[begin Provided information]

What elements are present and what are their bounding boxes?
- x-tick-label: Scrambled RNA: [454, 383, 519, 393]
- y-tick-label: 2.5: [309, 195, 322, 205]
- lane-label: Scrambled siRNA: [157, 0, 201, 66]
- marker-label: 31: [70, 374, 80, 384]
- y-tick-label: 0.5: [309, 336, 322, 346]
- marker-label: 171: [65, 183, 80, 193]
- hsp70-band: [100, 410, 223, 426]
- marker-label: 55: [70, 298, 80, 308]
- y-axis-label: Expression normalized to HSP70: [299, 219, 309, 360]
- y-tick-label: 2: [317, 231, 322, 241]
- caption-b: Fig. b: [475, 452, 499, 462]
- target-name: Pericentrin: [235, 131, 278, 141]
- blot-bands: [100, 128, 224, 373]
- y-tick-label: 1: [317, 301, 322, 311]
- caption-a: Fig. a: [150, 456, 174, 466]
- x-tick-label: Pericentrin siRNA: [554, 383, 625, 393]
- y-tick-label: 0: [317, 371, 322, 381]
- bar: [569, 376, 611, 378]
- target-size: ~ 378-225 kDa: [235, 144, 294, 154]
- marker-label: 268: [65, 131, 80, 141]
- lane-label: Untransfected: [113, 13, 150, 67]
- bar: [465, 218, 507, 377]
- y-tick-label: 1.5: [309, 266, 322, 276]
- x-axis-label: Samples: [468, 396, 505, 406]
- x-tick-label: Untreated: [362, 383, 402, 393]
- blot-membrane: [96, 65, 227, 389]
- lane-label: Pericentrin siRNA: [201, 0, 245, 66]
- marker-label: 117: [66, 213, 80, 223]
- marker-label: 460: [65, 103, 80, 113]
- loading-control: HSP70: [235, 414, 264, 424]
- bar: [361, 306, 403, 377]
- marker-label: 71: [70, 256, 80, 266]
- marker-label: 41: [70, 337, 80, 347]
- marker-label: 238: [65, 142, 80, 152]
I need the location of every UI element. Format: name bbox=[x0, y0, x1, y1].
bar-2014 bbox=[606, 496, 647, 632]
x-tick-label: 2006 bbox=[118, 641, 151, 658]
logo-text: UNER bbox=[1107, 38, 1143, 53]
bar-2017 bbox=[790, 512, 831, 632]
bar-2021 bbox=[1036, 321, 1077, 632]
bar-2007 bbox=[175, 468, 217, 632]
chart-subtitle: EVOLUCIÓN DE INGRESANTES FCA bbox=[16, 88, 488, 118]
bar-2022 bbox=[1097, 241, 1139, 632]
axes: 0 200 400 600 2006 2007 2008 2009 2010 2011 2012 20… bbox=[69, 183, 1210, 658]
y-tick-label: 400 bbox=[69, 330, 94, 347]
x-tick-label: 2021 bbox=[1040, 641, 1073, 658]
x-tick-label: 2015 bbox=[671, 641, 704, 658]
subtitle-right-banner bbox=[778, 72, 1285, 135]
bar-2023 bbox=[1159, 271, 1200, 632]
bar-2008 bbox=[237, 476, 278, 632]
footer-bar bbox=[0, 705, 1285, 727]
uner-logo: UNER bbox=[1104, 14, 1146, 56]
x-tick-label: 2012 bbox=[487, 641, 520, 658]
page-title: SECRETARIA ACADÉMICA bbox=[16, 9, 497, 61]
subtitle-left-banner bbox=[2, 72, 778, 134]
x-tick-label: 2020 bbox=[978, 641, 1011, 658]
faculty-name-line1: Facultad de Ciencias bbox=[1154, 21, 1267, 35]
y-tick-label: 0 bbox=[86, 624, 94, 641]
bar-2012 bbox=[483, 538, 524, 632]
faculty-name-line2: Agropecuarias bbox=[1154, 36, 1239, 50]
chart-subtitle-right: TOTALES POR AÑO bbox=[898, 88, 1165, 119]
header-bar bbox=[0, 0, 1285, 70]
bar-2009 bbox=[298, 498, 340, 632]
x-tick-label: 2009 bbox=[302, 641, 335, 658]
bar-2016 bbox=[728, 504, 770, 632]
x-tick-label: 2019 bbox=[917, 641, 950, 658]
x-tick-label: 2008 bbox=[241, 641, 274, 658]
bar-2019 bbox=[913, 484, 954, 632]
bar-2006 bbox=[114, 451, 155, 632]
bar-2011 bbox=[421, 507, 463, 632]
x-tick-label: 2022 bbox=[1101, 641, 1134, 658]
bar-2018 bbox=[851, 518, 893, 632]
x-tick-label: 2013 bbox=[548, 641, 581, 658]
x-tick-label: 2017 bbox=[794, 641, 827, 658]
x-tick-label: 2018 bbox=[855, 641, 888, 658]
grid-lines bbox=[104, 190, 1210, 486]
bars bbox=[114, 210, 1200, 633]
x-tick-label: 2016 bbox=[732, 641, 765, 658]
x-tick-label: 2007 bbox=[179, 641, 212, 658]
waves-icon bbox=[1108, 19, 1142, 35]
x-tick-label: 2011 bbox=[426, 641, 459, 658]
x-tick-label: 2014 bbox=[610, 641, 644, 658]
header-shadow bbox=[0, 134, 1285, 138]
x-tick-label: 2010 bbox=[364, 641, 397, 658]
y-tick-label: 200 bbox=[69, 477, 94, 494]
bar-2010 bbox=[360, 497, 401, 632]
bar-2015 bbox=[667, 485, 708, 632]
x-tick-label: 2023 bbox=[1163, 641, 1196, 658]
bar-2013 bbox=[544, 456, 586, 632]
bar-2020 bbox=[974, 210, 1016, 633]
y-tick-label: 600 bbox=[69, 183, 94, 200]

[end Provided information]

What to produce:
Can you repeat all of the rows above line for line, with no changes?

The reply:
What elements are present and what are their bounding boxes?
- x-tick-label: Scrambled RNA: [454, 383, 519, 393]
- y-tick-label: 2.5: [309, 195, 322, 205]
- lane-label: Scrambled siRNA: [157, 0, 201, 66]
- marker-label: 31: [70, 374, 80, 384]
- y-tick-label: 0.5: [309, 336, 322, 346]
- marker-label: 171: [65, 183, 80, 193]
- hsp70-band: [100, 410, 223, 426]
- marker-label: 55: [70, 298, 80, 308]
- y-axis-label: Expression normalized to HSP70: [299, 219, 309, 360]
- y-tick-label: 2: [317, 231, 322, 241]
- caption-b: Fig. b: [475, 452, 499, 462]
- target-name: Pericentrin: [235, 131, 278, 141]
- blot-bands: [100, 128, 224, 373]
- y-tick-label: 1: [317, 301, 322, 311]
- caption-a: Fig. a: [150, 456, 174, 466]
- x-tick-label: Pericentrin siRNA: [554, 383, 625, 393]
- y-tick-label: 0: [317, 371, 322, 381]
- bar: [569, 376, 611, 378]
- target-size: ~ 378-225 kDa: [235, 144, 294, 154]
- marker-label: 268: [65, 131, 80, 141]
- lane-label: Untransfected: [113, 13, 150, 67]
- bar: [465, 218, 507, 377]
- y-tick-label: 1.5: [309, 266, 322, 276]
- x-axis-label: Samples: [468, 396, 505, 406]
- x-tick-label: Untreated: [362, 383, 402, 393]
- blot-membrane: [96, 65, 227, 389]
- lane-label: Pericentrin siRNA: [201, 0, 245, 66]
- marker-label: 117: [66, 213, 80, 223]
- marker-label: 460: [65, 103, 80, 113]
- loading-control: HSP70: [235, 414, 264, 424]
- bar: [361, 306, 403, 377]
- marker-label: 71: [70, 256, 80, 266]
- marker-label: 41: [70, 337, 80, 347]
- marker-label: 238: [65, 142, 80, 152]
I need the location of every UI element. Format: name bbox=[x0, y0, x1, y1].
bar-2014 bbox=[606, 496, 647, 632]
x-tick-label: 2006 bbox=[118, 641, 151, 658]
logo-text: UNER bbox=[1107, 38, 1143, 53]
bar-2017 bbox=[790, 512, 831, 632]
bar-2021 bbox=[1036, 321, 1077, 632]
bar-2007 bbox=[175, 468, 217, 632]
chart-subtitle: EVOLUCIÓN DE INGRESANTES FCA bbox=[16, 88, 488, 118]
bar-2022 bbox=[1097, 241, 1139, 632]
axes: 0 200 400 600 2006 2007 2008 2009 2010 2011 2012 20… bbox=[69, 183, 1210, 658]
y-tick-label: 400 bbox=[69, 330, 94, 347]
x-tick-label: 2021 bbox=[1040, 641, 1073, 658]
x-tick-label: 2015 bbox=[671, 641, 704, 658]
subtitle-right-banner bbox=[778, 72, 1285, 135]
bar-2023 bbox=[1159, 271, 1200, 632]
bar-2008 bbox=[237, 476, 278, 632]
footer-bar bbox=[0, 705, 1285, 727]
uner-logo: UNER bbox=[1104, 14, 1146, 56]
x-tick-label: 2012 bbox=[487, 641, 520, 658]
page-title: SECRETARIA ACADÉMICA bbox=[16, 9, 497, 61]
subtitle-left-banner bbox=[2, 72, 778, 134]
x-tick-label: 2020 bbox=[978, 641, 1011, 658]
faculty-name-line1: Facultad de Ciencias bbox=[1154, 21, 1267, 35]
y-tick-label: 0 bbox=[86, 624, 94, 641]
bar-2012 bbox=[483, 538, 524, 632]
faculty-name-line2: Agropecuarias bbox=[1154, 36, 1239, 50]
chart-subtitle-right: TOTALES POR AÑO bbox=[898, 88, 1165, 119]
header-bar bbox=[0, 0, 1285, 70]
bar-2009 bbox=[298, 498, 340, 632]
x-tick-label: 2009 bbox=[302, 641, 335, 658]
bar-2016 bbox=[728, 504, 770, 632]
x-tick-label: 2019 bbox=[917, 641, 950, 658]
x-tick-label: 2008 bbox=[241, 641, 274, 658]
bar-2019 bbox=[913, 484, 954, 632]
bar-2006 bbox=[114, 451, 155, 632]
bar-2011 bbox=[421, 507, 463, 632]
x-tick-label: 2022 bbox=[1101, 641, 1134, 658]
bar-2018 bbox=[851, 518, 893, 632]
x-tick-label: 2013 bbox=[548, 641, 581, 658]
x-tick-label: 2017 bbox=[794, 641, 827, 658]
x-tick-label: 2018 bbox=[855, 641, 888, 658]
grid-lines bbox=[104, 190, 1210, 486]
bars bbox=[114, 210, 1200, 633]
x-tick-label: 2016 bbox=[732, 641, 765, 658]
x-tick-label: 2007 bbox=[179, 641, 212, 658]
waves-icon bbox=[1108, 19, 1142, 35]
x-tick-label: 2011 bbox=[426, 641, 459, 658]
x-tick-label: 2014 bbox=[610, 641, 644, 658]
header-shadow bbox=[0, 134, 1285, 138]
x-tick-label: 2010 bbox=[364, 641, 397, 658]
y-tick-label: 200 bbox=[69, 477, 94, 494]
bar-2010 bbox=[360, 497, 401, 632]
bar-2015 bbox=[667, 485, 708, 632]
x-tick-label: 2023 bbox=[1163, 641, 1196, 658]
bar-2013 bbox=[544, 456, 586, 632]
bar-2020 bbox=[974, 210, 1016, 633]
y-tick-label: 600 bbox=[69, 183, 94, 200]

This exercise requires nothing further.